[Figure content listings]
--

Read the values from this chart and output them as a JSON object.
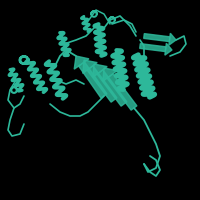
{
  "background_color": "#000000",
  "main_color": "#2db89a",
  "figsize": [
    2.0,
    2.0
  ],
  "dpi": 100
}
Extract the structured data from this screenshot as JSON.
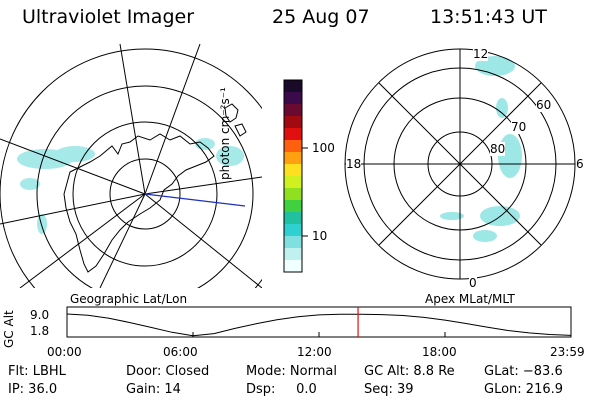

--

* **Short exercise**
Without the pictures, repeat all the records word for word.

* **Response to this task**
Read the values from this chart and output them as a JSON object.
{
  "background_color": "#000000",
  "main_color": "#2db89a",
  "figsize": [
    2.0,
    2.0
  ],
  "dpi": 100
}
Extract the structured data from this screenshot as JSON.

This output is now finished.